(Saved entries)
[Start]

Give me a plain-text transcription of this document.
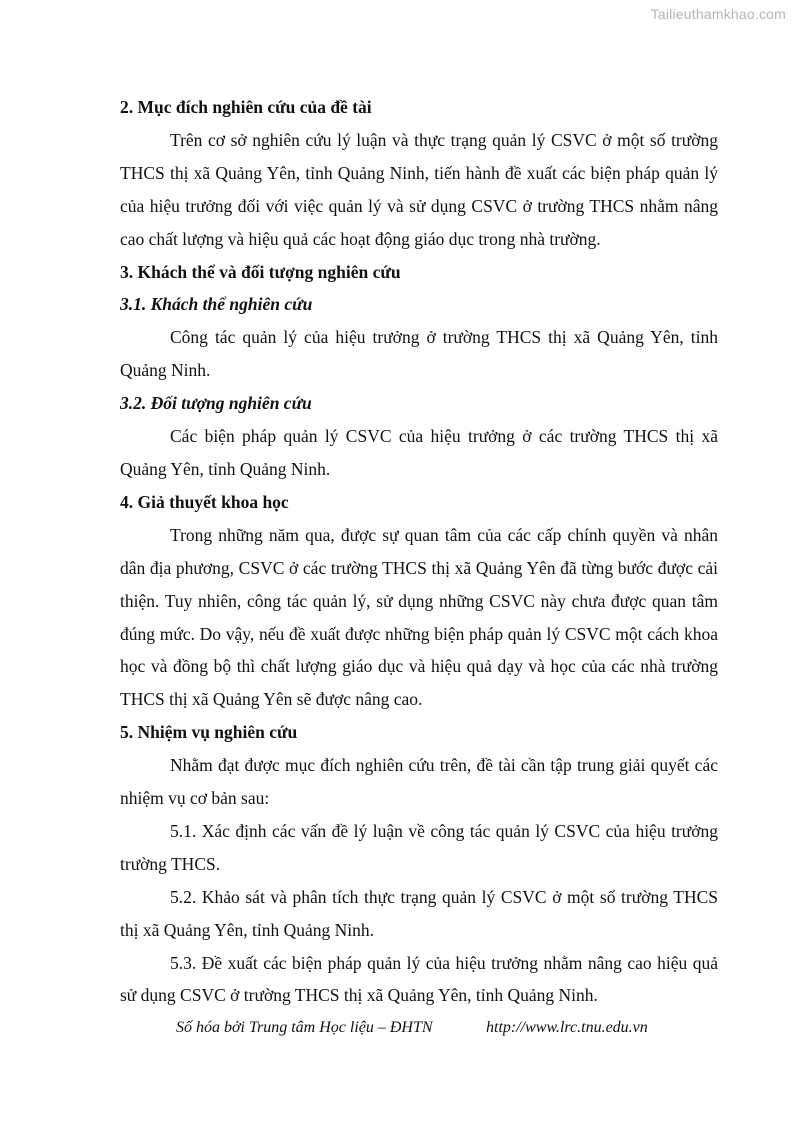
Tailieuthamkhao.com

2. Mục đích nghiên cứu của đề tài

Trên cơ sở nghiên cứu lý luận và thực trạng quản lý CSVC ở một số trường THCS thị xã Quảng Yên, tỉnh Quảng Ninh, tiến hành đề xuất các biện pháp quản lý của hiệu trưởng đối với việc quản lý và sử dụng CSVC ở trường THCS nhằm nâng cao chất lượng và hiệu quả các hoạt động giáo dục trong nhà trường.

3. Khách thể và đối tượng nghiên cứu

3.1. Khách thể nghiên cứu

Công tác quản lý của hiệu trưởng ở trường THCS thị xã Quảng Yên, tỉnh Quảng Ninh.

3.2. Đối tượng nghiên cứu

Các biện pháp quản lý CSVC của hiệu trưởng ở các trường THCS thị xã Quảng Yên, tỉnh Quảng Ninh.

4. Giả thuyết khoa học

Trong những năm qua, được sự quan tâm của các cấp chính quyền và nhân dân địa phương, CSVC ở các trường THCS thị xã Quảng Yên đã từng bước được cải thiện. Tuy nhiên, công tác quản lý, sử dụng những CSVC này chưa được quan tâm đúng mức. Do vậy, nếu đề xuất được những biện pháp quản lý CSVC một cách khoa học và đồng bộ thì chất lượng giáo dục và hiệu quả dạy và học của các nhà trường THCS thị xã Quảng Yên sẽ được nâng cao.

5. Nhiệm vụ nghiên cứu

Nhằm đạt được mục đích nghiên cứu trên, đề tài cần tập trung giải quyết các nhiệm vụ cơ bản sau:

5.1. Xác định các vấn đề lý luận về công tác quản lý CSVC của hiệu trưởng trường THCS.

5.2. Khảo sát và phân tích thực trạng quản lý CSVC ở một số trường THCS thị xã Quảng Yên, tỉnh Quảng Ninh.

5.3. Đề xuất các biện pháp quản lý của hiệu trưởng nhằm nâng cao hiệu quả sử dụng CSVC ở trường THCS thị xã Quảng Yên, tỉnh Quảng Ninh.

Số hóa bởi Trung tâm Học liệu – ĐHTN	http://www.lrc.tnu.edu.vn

[End]
[Start]

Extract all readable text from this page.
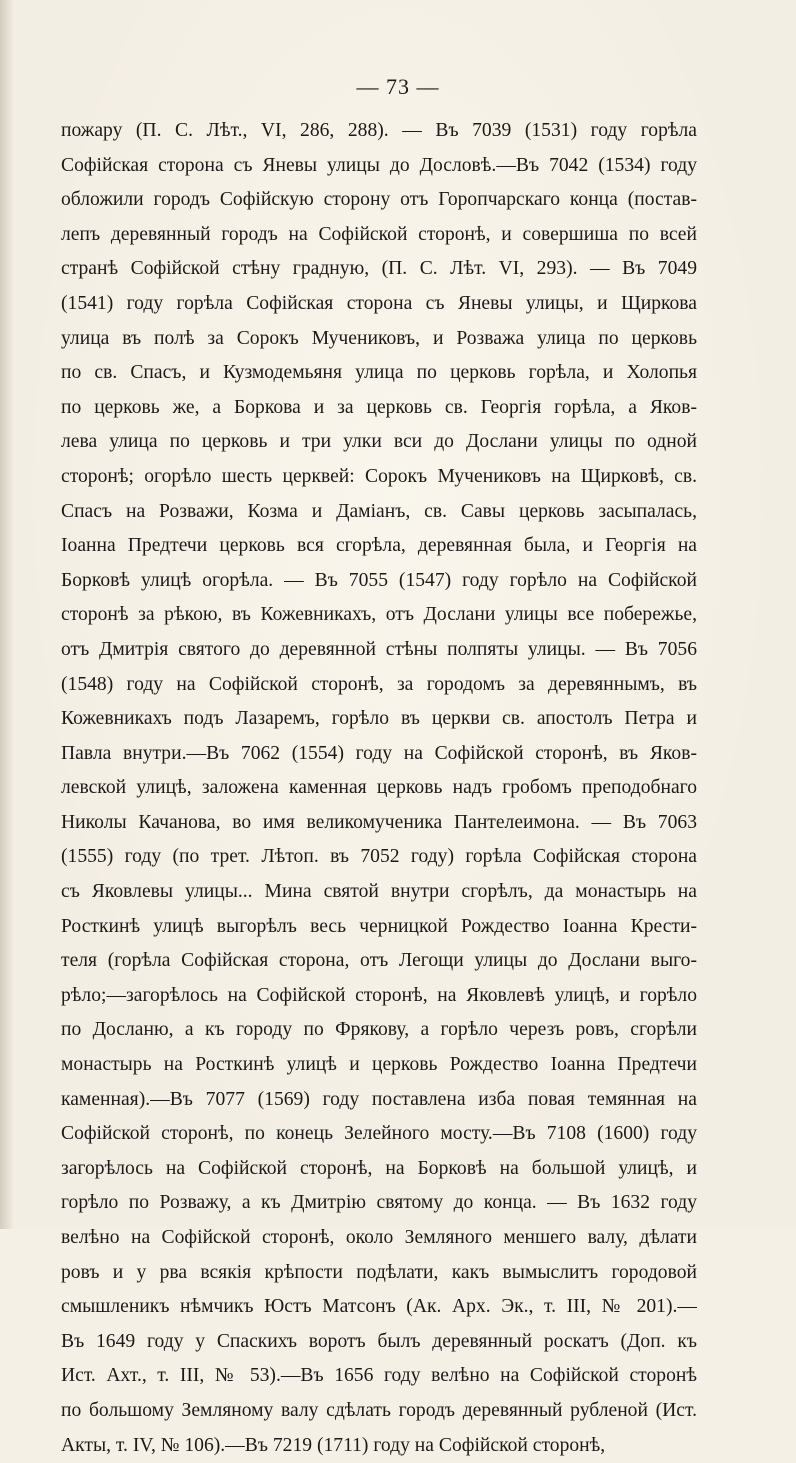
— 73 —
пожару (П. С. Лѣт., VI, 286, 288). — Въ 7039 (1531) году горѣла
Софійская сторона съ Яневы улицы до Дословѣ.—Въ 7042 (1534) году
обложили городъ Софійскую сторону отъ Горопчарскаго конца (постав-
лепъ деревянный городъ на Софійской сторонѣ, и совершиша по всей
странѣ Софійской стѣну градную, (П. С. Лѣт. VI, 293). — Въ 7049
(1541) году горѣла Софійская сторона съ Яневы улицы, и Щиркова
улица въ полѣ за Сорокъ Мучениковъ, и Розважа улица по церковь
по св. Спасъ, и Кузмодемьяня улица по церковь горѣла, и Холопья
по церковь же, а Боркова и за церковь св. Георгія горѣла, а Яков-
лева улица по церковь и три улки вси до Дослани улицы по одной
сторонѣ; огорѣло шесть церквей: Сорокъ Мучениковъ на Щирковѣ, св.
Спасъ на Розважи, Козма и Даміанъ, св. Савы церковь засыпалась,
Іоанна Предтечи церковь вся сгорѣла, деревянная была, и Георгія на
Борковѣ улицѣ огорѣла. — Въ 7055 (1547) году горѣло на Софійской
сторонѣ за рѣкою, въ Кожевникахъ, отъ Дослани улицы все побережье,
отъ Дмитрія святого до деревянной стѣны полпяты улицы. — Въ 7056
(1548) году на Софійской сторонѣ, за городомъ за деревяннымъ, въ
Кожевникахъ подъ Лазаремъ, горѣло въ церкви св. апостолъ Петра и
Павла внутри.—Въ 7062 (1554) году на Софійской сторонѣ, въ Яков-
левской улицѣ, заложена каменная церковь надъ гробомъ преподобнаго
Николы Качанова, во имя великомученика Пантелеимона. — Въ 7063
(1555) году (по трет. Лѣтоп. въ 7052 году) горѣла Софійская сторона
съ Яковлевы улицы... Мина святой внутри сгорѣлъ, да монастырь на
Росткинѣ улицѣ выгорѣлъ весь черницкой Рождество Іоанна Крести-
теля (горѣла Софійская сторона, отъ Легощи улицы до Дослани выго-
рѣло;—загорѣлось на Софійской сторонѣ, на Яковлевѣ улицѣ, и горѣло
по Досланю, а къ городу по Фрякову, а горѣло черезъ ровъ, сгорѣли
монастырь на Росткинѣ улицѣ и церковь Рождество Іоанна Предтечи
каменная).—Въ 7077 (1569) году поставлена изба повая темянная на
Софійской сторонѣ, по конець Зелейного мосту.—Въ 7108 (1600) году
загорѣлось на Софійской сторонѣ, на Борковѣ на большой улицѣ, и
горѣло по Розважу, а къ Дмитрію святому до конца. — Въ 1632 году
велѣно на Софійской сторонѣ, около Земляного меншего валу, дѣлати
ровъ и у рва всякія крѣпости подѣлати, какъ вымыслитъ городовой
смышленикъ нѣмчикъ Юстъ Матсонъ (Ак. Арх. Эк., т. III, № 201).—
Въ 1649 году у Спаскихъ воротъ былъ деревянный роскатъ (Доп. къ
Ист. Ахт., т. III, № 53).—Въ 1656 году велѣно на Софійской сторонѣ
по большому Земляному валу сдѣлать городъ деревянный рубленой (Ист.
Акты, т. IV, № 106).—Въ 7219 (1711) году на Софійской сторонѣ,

[End]

PROBLEM REQUIREMENTS:
Find and copy each line above that includes the string "đích".

RESPONSE TO THIS TASK:
2. Mục đích nghiên cứu của đề tài
Nhằm đạt được mục đích nghiên cứu trên, đề tài cần tập trung giải quyết các nhiệm vụ cơ bản sau:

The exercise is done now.